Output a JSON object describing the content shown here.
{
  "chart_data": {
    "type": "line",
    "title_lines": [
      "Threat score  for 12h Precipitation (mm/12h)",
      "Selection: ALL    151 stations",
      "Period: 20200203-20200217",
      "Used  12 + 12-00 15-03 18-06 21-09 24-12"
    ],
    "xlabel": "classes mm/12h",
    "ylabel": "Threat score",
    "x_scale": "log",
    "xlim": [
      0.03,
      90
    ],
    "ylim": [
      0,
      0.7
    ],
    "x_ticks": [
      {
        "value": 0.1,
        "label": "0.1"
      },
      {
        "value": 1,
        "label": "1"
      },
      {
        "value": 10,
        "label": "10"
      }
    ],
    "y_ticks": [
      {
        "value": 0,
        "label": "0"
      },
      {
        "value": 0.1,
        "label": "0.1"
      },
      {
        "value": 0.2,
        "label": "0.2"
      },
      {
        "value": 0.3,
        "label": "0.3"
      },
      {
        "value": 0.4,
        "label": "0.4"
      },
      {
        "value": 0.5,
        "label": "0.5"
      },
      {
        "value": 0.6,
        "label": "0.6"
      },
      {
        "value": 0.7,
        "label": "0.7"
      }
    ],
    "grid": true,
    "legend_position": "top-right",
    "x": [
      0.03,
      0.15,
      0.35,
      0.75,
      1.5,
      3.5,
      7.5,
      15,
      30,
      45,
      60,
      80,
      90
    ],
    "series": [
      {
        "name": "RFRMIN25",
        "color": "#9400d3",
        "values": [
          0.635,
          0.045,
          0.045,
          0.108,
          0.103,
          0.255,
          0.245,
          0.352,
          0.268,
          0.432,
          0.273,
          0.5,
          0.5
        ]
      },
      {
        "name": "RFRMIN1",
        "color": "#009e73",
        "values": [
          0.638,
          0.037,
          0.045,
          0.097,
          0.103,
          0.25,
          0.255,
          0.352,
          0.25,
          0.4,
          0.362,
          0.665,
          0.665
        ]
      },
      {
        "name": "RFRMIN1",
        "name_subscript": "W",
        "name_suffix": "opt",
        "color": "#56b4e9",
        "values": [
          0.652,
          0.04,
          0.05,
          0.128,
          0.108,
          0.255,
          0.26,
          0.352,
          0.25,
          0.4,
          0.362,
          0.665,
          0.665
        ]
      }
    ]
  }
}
* * * *
**Task prompt:**
Search the entries for "Threat" and copy out each line that has it.

**Reply:**
      "Threat score  for 12h Precipitation (mm/12h)",
    "ylabel": "Threat score",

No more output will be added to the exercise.